Task description: Go through the material and pull out every line with the string "Jobs" in it.

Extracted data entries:
■ ■ ■ ■ ■ ■ ■

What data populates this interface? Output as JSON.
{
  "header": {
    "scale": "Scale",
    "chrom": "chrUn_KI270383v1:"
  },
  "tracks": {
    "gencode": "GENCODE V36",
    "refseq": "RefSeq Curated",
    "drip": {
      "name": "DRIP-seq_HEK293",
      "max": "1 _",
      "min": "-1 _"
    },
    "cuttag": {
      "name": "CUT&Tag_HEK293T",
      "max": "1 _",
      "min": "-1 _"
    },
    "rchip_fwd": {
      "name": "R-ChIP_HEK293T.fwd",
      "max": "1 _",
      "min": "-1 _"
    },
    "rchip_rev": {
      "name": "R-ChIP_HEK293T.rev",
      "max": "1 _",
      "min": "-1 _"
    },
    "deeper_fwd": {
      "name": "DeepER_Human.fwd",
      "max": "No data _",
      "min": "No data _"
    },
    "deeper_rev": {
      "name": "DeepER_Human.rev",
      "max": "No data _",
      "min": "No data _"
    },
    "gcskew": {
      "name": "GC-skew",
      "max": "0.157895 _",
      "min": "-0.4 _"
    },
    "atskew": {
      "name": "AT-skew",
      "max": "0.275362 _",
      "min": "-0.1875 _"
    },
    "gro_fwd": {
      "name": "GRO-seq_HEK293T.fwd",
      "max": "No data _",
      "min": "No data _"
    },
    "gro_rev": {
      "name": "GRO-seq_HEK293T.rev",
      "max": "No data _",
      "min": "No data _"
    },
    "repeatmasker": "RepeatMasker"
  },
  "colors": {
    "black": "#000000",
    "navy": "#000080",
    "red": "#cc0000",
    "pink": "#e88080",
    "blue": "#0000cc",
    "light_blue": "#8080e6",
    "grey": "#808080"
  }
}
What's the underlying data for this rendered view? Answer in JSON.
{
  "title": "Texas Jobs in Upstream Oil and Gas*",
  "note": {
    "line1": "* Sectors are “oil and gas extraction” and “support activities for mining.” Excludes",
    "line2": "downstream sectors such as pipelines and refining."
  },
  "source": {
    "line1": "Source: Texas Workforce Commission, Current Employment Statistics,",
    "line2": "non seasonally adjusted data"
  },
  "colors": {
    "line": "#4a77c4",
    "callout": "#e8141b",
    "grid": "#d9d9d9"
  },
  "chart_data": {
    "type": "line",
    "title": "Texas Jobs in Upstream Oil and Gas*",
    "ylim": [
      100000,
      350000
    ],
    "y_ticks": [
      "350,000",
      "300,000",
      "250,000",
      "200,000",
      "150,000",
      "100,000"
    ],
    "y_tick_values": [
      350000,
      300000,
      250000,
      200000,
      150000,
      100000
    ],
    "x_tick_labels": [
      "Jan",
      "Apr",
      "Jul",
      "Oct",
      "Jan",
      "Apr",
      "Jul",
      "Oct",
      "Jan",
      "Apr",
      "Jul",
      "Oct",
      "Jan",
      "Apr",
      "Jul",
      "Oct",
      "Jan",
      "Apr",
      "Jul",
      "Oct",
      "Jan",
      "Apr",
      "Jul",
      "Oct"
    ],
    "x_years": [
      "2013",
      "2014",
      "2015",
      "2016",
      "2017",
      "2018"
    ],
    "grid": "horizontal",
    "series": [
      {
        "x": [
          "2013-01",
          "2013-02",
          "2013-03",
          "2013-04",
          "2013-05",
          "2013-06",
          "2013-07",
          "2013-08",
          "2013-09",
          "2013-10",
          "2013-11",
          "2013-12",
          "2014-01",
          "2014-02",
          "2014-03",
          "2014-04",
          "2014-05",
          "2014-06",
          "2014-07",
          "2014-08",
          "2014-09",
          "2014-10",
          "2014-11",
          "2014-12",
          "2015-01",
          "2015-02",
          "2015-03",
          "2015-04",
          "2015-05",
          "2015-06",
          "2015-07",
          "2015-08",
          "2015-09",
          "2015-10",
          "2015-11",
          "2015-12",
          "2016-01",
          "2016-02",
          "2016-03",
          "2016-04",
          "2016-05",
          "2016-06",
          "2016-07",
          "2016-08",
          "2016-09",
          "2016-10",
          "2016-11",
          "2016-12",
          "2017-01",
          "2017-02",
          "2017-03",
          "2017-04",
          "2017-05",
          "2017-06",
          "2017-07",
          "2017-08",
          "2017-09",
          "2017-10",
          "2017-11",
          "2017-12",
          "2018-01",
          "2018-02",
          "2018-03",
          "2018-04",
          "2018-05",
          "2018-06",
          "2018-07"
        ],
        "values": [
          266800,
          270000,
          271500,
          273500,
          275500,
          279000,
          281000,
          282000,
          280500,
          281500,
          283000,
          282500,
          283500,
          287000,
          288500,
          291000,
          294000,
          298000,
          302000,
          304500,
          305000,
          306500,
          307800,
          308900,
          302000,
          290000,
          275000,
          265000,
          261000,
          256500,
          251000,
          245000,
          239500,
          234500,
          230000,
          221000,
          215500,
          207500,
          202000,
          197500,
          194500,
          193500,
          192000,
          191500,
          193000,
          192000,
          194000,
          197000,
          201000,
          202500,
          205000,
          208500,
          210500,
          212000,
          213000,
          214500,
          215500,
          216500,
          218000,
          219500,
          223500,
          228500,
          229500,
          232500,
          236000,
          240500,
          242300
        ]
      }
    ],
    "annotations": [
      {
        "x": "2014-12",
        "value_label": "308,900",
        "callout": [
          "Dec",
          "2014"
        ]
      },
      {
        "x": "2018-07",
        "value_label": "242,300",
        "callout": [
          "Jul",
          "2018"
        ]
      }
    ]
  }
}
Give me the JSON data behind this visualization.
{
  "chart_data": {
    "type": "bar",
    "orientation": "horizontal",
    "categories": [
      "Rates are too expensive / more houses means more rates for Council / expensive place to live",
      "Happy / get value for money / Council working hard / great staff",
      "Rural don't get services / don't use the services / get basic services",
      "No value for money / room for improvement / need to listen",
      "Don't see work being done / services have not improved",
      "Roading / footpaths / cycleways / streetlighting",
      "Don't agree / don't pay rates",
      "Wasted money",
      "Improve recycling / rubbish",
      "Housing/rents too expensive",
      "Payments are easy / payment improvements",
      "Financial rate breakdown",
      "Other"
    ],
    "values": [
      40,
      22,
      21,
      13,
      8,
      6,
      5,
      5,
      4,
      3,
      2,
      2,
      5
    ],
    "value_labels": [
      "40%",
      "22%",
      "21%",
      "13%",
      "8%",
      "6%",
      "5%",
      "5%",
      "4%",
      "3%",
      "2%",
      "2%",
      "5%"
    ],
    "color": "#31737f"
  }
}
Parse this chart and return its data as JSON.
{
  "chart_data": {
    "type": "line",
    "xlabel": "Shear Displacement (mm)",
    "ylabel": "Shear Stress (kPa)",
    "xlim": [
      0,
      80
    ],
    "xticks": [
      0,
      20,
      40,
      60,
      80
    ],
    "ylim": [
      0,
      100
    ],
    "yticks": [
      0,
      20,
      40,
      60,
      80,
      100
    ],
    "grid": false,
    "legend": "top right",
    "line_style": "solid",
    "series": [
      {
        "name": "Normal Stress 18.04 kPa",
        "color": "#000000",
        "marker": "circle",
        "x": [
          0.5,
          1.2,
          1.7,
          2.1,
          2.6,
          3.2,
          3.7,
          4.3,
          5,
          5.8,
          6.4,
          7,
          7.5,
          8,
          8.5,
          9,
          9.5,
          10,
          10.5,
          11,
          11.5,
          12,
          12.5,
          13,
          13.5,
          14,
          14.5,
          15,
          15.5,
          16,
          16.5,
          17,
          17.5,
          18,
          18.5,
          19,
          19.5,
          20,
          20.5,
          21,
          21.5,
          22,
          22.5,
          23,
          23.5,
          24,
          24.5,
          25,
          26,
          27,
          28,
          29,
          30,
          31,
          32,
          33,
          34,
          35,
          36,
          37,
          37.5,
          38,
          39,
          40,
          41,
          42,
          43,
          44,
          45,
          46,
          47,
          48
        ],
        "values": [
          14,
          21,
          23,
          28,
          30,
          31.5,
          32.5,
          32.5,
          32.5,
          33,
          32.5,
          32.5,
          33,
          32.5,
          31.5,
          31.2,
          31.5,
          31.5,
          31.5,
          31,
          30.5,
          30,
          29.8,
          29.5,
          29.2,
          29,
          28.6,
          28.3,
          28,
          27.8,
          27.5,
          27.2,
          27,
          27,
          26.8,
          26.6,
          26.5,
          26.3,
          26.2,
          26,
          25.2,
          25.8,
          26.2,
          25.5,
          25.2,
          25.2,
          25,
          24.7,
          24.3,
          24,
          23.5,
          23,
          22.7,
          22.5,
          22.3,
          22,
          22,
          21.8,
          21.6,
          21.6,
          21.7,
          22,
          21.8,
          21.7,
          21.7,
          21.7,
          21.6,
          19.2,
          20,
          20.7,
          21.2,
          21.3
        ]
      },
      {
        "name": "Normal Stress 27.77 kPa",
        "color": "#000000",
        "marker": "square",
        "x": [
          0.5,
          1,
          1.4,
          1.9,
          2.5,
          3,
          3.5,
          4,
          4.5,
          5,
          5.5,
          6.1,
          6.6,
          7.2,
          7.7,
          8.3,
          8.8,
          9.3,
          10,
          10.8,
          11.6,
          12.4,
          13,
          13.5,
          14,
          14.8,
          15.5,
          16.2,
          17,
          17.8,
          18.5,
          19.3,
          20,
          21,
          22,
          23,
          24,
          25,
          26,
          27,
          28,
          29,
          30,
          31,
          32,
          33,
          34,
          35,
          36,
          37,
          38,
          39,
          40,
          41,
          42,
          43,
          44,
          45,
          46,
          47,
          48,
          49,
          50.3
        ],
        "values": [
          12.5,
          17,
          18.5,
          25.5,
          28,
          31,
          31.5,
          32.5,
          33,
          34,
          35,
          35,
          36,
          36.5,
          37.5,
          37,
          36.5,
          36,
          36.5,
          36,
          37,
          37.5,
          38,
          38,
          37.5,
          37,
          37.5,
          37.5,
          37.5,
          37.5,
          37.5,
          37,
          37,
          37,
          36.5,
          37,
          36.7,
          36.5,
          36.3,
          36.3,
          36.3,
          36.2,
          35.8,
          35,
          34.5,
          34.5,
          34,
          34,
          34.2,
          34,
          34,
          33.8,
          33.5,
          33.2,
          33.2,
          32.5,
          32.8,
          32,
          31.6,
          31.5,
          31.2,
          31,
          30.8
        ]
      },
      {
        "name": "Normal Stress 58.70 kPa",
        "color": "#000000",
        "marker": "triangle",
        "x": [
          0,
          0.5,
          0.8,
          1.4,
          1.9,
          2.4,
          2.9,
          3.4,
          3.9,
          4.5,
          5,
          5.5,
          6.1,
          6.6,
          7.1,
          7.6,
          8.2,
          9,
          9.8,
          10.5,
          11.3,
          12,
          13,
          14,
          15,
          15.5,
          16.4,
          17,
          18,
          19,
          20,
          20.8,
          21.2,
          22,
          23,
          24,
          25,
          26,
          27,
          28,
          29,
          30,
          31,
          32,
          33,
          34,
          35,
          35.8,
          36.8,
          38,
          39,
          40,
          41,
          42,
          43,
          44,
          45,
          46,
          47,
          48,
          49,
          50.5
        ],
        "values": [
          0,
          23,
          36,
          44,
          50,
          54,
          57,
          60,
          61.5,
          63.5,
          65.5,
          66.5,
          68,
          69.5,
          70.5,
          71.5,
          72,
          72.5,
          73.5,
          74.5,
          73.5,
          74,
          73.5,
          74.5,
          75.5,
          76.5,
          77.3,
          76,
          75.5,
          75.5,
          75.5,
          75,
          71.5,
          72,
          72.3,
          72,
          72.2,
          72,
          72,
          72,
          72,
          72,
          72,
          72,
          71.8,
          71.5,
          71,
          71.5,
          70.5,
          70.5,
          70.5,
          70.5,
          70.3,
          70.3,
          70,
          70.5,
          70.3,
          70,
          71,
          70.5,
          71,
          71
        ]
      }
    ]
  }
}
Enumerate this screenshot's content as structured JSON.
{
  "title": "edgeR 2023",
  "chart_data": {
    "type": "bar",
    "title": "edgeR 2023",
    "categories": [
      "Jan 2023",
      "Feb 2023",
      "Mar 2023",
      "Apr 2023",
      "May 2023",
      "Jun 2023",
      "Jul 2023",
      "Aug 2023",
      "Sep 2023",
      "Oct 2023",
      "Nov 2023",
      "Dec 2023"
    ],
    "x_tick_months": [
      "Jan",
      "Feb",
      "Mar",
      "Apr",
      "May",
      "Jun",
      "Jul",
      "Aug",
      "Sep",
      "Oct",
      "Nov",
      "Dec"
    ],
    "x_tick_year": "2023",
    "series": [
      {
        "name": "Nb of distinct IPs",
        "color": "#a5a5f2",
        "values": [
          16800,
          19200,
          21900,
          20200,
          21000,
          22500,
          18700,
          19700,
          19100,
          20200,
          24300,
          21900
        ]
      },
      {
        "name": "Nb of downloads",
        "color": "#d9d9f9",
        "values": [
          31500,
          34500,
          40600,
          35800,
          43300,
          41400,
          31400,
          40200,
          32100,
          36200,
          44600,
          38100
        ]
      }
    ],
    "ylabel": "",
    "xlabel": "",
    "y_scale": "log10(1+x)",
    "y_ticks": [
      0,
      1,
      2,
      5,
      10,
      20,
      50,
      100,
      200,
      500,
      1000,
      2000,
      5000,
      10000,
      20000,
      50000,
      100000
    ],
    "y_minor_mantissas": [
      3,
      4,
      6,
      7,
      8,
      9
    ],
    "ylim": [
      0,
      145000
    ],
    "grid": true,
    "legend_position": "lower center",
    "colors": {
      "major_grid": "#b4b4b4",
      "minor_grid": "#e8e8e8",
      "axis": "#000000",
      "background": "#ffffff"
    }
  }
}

■ ■ ■ ■ ■ ■ ■

Worked answer:
  "title": "Texas Jobs in Upstream Oil and Gas*",
    "title": "Texas Jobs in Upstream Oil and Gas*",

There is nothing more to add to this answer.